• THE REQUEST
Would you retype, word for word, the line with "Parse this screenshot: output" and every line after it through the end of the records below?

• WORKING DATA
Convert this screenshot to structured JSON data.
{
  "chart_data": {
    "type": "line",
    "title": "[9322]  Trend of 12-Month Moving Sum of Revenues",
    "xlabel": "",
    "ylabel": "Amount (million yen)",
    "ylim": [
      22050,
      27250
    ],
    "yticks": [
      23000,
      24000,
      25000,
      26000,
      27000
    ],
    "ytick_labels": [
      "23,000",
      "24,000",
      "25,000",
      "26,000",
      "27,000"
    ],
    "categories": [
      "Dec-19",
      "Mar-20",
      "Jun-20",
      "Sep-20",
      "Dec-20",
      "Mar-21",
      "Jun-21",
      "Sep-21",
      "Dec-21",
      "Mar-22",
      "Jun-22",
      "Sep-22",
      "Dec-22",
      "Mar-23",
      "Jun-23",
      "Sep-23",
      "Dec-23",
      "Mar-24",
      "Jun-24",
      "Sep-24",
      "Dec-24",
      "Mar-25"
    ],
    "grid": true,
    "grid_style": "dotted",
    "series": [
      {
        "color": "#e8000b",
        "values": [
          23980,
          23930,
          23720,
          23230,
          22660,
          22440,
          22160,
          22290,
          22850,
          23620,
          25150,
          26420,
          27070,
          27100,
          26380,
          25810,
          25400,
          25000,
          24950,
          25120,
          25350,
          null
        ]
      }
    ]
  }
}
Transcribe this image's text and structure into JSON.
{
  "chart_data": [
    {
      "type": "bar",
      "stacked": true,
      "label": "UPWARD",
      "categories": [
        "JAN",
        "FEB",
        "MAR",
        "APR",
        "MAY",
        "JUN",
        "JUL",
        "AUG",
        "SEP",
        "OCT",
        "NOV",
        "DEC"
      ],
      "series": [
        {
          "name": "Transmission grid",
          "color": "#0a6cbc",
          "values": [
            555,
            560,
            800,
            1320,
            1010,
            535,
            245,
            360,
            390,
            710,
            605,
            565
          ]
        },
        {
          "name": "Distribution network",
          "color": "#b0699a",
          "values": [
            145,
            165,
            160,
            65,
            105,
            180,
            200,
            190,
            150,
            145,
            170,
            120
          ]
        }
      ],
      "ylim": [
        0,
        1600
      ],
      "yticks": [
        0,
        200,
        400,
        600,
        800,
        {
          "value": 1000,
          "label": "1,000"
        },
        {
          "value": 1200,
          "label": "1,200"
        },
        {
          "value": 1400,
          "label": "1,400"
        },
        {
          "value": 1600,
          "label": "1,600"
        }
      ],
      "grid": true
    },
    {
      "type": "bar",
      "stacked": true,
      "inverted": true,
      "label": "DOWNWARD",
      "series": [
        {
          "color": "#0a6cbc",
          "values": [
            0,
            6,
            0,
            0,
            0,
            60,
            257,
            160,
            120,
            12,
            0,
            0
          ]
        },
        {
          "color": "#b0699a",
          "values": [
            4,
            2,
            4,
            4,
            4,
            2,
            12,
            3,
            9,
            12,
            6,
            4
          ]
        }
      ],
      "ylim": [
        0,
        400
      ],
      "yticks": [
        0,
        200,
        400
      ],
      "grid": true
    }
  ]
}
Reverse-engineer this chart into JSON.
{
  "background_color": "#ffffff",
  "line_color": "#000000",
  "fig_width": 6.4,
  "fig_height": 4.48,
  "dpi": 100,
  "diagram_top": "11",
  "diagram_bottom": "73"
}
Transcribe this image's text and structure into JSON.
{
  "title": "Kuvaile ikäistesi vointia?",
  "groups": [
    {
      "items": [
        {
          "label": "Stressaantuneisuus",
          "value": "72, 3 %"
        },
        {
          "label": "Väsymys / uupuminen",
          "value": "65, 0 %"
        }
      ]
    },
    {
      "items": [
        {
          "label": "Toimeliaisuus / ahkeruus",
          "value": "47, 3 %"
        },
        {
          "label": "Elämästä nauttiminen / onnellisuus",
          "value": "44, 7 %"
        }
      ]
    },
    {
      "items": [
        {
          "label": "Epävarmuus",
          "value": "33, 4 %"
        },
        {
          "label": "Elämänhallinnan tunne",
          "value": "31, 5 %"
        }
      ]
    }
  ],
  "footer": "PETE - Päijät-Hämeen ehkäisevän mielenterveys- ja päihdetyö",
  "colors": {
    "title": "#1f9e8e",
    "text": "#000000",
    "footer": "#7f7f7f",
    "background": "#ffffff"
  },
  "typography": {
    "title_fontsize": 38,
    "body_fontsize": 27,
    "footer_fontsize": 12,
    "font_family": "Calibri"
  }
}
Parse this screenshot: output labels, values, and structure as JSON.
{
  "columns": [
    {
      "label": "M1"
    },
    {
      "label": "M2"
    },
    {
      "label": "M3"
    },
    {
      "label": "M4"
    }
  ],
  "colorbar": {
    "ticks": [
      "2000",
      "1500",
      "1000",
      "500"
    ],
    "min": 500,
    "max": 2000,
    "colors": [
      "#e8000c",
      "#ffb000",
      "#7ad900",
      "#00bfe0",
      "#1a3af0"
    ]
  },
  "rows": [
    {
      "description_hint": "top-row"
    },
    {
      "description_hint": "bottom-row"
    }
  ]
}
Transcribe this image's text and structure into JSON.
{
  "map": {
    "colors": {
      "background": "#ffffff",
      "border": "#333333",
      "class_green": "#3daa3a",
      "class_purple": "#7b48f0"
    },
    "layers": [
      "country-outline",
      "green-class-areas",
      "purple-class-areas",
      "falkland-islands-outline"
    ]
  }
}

• EXERCISE RESULT
Parse this screenshot: output labels, values, and structure as JSON.
{
  "columns": [
    {
      "label": "M1"
    },
    {
      "label": "M2"
    },
    {
      "label": "M3"
    },
    {
      "label": "M4"
    }
  ],
  "colorbar": {
    "ticks": [
      "2000",
      "1500",
      "1000",
      "500"
    ],
    "min": 500,
    "max": 2000,
    "colors": [
      "#e8000c",
      "#ffb000",
      "#7ad900",
      "#00bfe0",
      "#1a3af0"
    ]
  },
  "rows": [
    {
      "description_hint": "top-row"
    },
    {
      "description_hint": "bottom-row"
    }
  ]
}
Transcribe this image's text and structure into JSON.
{
  "map": {
    "colors": {
      "background": "#ffffff",
      "border": "#333333",
      "class_green": "#3daa3a",
      "class_purple": "#7b48f0"
    },
    "layers": [
      "country-outline",
      "green-class-areas",
      "purple-class-areas",
      "falkland-islands-outline"
    ]
  }
}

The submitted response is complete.